▶ PROBLEM
Please quote every line word for word.

▶ RECORDS SUPPLIED
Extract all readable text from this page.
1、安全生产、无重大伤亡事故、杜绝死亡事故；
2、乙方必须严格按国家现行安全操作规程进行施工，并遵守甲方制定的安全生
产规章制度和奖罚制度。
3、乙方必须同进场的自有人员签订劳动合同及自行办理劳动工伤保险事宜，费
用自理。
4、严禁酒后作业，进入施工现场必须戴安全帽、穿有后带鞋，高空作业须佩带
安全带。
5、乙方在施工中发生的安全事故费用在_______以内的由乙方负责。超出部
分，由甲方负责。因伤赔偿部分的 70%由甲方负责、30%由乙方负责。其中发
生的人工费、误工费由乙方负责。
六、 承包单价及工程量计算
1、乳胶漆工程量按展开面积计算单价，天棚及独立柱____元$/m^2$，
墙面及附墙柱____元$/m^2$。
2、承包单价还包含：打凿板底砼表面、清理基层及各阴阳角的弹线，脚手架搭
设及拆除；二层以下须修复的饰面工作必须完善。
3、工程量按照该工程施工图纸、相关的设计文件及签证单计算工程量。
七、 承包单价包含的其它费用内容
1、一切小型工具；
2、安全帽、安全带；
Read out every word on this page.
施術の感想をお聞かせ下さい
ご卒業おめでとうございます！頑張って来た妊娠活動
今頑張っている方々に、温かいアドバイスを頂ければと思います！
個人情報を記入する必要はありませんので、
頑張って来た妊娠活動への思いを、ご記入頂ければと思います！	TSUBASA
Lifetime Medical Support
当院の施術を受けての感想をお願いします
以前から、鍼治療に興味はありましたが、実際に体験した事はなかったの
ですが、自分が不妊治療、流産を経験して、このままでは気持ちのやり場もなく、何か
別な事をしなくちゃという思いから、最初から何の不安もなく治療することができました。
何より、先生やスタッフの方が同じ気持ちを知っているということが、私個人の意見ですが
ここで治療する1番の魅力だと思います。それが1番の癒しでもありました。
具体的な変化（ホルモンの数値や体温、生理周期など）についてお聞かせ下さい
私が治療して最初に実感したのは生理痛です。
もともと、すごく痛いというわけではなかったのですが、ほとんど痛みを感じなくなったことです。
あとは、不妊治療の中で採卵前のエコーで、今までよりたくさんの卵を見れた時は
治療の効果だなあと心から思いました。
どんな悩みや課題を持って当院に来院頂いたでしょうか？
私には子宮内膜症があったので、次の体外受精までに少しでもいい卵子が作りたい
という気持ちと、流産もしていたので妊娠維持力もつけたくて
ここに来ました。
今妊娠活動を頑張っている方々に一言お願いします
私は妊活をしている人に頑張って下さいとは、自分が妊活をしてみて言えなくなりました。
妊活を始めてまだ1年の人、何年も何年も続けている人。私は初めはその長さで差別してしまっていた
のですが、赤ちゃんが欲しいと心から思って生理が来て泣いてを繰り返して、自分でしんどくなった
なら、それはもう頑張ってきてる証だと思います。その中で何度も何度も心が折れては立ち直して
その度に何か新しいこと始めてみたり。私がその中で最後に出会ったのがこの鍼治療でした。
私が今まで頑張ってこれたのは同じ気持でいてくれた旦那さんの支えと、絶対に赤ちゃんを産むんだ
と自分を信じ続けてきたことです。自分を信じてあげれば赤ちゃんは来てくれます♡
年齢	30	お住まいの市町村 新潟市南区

▶ FINISHED ANSWER
Extract all readable text from this page.
1、安全生产、无重大伤亡事故、杜绝死亡事故；
2、乙方必须严格按国家现行安全操作规程进行施工，并遵守甲方制定的安全生
产规章制度和奖罚制度。
3、乙方必须同进场的自有人员签订劳动合同及自行办理劳动工伤保险事宜，费
用自理。
4、严禁酒后作业，进入施工现场必须戴安全帽、穿有后带鞋，高空作业须佩带
安全带。
5、乙方在施工中发生的安全事故费用在_______以内的由乙方负责。超出部
分，由甲方负责。因伤赔偿部分的 70%由甲方负责、30%由乙方负责。其中发
生的人工费、误工费由乙方负责。
六、 承包单价及工程量计算
1、乳胶漆工程量按展开面积计算单价，天棚及独立柱____元$/m^2$，
墙面及附墙柱____元$/m^2$。
2、承包单价还包含：打凿板底砼表面、清理基层及各阴阳角的弹线，脚手架搭
设及拆除；二层以下须修复的饰面工作必须完善。
3、工程量按照该工程施工图纸、相关的设计文件及签证单计算工程量。
七、 承包单价包含的其它费用内容
1、一切小型工具；
2、安全帽、安全带；
Read out every word on this page.
施術の感想をお聞かせ下さい
ご卒業おめでとうございます！頑張って来た妊娠活動
今頑張っている方々に、温かいアドバイスを頂ければと思います！
個人情報を記入する必要はありませんので、
頑張って来た妊娠活動への思いを、ご記入頂ければと思います！	TSUBASA
Lifetime Medical Support
当院の施術を受けての感想をお願いします
以前から、鍼治療に興味はありましたが、実際に体験した事はなかったの
ですが、自分が不妊治療、流産を経験して、このままでは気持ちのやり場もなく、何か
別な事をしなくちゃという思いから、最初から何の不安もなく治療することができました。
何より、先生やスタッフの方が同じ気持ちを知っているということが、私個人の意見ですが
ここで治療する1番の魅力だと思います。それが1番の癒しでもありました。
具体的な変化（ホルモンの数値や体温、生理周期など）についてお聞かせ下さい
私が治療して最初に実感したのは生理痛です。
もともと、すごく痛いというわけではなかったのですが、ほとんど痛みを感じなくなったことです。
あとは、不妊治療の中で採卵前のエコーで、今までよりたくさんの卵を見れた時は
治療の効果だなあと心から思いました。
どんな悩みや課題を持って当院に来院頂いたでしょうか？
私には子宮内膜症があったので、次の体外受精までに少しでもいい卵子が作りたい
という気持ちと、流産もしていたので妊娠維持力もつけたくて
ここに来ました。
今妊娠活動を頑張っている方々に一言お願いします
私は妊活をしている人に頑張って下さいとは、自分が妊活をしてみて言えなくなりました。
妊活を始めてまだ1年の人、何年も何年も続けている人。私は初めはその長さで差別してしまっていた
のですが、赤ちゃんが欲しいと心から思って生理が来て泣いてを繰り返して、自分でしんどくなった
なら、それはもう頑張ってきてる証だと思います。その中で何度も何度も心が折れては立ち直して
その度に何か新しいこと始めてみたり。私がその中で最後に出会ったのがこの鍼治療でした。
私が今まで頑張ってこれたのは同じ気持でいてくれた旦那さんの支えと、絶対に赤ちゃんを産むんだ
と自分を信じ続けてきたことです。自分を信じてあげれば赤ちゃんは来てくれます♡
年齢	30	お住まいの市町村 新潟市南区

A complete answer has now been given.